--- Start Given entries ---
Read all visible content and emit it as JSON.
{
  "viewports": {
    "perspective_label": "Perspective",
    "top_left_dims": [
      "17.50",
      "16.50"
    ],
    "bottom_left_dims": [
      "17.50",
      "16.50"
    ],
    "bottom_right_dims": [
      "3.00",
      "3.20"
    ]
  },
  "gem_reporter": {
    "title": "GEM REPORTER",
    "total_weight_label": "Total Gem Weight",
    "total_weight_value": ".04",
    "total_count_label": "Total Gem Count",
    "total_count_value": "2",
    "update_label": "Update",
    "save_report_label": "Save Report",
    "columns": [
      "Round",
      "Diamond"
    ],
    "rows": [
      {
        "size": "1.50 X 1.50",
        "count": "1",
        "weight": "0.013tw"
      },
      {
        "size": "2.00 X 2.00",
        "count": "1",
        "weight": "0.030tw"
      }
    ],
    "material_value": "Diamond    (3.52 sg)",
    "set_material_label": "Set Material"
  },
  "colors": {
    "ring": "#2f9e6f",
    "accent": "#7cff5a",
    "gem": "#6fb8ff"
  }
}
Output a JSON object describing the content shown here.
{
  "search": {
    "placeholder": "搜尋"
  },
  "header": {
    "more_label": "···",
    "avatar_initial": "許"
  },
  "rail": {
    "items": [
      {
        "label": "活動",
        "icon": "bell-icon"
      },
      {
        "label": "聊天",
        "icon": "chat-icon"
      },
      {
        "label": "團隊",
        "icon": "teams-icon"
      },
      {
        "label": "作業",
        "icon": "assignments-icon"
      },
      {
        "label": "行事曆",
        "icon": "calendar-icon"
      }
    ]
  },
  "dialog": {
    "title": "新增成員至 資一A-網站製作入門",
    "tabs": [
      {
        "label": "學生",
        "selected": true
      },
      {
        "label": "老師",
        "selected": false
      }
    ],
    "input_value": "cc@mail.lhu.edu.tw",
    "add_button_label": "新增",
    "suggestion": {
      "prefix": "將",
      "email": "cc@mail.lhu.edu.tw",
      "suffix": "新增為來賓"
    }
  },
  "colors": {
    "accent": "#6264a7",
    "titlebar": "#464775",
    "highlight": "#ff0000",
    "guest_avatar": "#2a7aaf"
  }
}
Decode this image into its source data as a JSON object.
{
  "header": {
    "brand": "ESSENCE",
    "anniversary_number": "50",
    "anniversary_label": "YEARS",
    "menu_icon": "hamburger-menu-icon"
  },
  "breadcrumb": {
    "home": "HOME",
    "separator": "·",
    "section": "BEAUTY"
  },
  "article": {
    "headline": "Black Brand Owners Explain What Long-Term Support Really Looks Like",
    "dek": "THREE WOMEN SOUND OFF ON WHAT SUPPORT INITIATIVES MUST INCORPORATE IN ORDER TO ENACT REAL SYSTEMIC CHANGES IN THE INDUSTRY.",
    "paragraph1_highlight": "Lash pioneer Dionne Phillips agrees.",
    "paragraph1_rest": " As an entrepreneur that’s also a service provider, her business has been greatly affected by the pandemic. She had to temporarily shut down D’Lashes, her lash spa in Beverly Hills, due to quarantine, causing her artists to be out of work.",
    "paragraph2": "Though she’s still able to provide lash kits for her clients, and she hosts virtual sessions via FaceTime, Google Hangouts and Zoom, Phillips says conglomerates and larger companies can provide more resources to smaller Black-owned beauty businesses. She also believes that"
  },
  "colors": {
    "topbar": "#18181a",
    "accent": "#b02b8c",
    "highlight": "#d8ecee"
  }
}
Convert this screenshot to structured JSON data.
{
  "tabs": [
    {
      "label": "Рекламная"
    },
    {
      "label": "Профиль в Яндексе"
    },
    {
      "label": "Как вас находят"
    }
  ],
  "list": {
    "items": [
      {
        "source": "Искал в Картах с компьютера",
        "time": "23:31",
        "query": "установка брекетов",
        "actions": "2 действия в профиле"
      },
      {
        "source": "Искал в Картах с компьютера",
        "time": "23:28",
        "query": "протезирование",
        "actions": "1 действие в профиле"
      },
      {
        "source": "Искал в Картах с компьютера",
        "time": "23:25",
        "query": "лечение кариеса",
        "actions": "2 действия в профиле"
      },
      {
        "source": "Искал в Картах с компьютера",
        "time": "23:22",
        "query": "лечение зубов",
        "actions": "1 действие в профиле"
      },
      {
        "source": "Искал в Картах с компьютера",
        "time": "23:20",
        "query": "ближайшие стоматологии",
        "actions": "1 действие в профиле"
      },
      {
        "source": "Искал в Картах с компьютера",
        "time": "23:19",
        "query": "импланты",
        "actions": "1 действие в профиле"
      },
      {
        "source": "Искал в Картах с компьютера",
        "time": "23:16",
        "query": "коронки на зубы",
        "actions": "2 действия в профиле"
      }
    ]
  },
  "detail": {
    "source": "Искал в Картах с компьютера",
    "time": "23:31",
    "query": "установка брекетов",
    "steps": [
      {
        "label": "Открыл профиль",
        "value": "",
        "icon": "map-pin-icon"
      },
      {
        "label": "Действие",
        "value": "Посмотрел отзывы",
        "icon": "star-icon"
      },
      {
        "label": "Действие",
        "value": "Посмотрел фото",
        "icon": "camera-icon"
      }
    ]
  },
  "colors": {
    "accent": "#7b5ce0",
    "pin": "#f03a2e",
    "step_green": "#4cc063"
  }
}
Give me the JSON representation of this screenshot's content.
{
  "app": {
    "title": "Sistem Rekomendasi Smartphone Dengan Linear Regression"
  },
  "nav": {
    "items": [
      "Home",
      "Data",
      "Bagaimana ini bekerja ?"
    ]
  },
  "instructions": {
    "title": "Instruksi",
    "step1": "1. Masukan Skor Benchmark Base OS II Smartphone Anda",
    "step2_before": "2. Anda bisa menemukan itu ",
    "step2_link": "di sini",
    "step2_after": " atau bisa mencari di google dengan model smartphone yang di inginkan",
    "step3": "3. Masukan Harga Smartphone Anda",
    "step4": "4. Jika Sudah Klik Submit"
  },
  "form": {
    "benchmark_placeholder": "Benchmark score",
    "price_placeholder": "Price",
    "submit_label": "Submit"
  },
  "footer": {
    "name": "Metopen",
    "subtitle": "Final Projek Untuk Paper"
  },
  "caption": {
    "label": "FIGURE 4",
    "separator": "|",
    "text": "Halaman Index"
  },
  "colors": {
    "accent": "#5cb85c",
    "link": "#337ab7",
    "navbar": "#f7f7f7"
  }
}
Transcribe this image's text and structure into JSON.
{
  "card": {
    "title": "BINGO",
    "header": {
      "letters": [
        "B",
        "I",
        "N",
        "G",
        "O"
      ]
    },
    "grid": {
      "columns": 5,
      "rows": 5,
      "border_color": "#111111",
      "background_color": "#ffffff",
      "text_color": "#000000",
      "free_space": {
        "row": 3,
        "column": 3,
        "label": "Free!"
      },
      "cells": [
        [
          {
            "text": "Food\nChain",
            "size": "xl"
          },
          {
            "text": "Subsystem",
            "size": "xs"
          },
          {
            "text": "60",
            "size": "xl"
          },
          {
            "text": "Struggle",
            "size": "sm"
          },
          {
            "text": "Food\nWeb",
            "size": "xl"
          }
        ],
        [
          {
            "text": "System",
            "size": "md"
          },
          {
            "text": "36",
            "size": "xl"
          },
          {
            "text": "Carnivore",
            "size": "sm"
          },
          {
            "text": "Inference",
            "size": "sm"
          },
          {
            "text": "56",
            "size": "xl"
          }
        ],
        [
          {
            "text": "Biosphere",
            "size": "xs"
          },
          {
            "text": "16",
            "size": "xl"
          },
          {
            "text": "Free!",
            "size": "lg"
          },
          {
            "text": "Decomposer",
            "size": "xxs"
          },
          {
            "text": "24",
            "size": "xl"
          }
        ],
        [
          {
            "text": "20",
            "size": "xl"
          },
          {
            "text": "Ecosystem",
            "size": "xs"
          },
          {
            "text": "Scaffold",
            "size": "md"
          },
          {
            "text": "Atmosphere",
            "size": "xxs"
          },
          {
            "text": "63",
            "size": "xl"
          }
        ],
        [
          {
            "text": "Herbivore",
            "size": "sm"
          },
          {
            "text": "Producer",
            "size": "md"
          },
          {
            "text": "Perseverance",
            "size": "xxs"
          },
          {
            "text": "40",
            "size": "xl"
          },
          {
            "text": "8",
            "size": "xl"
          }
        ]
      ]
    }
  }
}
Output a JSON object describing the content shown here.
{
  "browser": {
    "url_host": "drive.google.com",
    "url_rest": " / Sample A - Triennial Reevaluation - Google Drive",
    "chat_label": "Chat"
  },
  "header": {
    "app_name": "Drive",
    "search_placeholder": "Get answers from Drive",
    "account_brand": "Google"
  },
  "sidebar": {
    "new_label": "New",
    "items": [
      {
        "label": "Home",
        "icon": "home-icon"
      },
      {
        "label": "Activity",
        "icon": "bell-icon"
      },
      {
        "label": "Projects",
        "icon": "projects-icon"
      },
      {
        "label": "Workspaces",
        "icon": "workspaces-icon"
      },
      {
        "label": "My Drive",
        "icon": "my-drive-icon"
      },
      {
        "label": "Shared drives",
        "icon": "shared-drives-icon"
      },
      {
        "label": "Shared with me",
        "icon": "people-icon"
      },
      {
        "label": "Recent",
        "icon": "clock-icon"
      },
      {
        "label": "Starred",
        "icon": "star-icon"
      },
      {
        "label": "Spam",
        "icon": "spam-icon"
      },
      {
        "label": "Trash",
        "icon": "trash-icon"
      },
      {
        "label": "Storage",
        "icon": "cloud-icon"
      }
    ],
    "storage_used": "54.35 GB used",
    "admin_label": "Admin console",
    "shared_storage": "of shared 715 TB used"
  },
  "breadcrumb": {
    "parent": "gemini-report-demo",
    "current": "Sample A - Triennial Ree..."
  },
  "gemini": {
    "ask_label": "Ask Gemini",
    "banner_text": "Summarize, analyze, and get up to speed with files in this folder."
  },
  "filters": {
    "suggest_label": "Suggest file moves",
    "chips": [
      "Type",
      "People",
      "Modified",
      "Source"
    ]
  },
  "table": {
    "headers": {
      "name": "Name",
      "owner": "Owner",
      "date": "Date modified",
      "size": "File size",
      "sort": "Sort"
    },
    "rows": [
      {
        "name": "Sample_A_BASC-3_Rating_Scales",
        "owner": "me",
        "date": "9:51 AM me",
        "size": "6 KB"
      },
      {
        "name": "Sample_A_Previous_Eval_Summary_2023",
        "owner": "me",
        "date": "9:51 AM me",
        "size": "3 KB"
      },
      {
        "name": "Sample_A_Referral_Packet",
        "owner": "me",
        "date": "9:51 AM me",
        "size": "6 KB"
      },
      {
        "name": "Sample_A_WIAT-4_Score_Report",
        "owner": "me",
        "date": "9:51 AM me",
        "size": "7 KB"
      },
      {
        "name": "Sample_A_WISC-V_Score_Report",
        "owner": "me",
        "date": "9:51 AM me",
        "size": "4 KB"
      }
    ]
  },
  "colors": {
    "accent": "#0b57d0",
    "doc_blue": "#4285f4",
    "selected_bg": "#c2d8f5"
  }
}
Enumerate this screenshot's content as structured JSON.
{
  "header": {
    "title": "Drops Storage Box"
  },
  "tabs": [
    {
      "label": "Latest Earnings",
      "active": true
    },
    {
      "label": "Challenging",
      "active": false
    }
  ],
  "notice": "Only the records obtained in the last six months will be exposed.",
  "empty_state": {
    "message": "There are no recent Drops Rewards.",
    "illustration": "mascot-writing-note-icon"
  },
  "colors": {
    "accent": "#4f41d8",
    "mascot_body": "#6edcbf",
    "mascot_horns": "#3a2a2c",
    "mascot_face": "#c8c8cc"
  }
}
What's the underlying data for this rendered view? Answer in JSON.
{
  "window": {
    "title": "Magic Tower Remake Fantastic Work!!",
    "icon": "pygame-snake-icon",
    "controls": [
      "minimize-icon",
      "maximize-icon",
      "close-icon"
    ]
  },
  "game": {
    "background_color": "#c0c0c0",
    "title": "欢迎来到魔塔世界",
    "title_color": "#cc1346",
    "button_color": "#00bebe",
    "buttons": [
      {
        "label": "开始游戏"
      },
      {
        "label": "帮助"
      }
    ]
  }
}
--- End Given entries ---
Directions |
Scan the entries above. Copy each line that has the string "image".

Exercise solution |
Decode this image into its source data as a JSON object.
Transcribe this image's text and structure into JSON.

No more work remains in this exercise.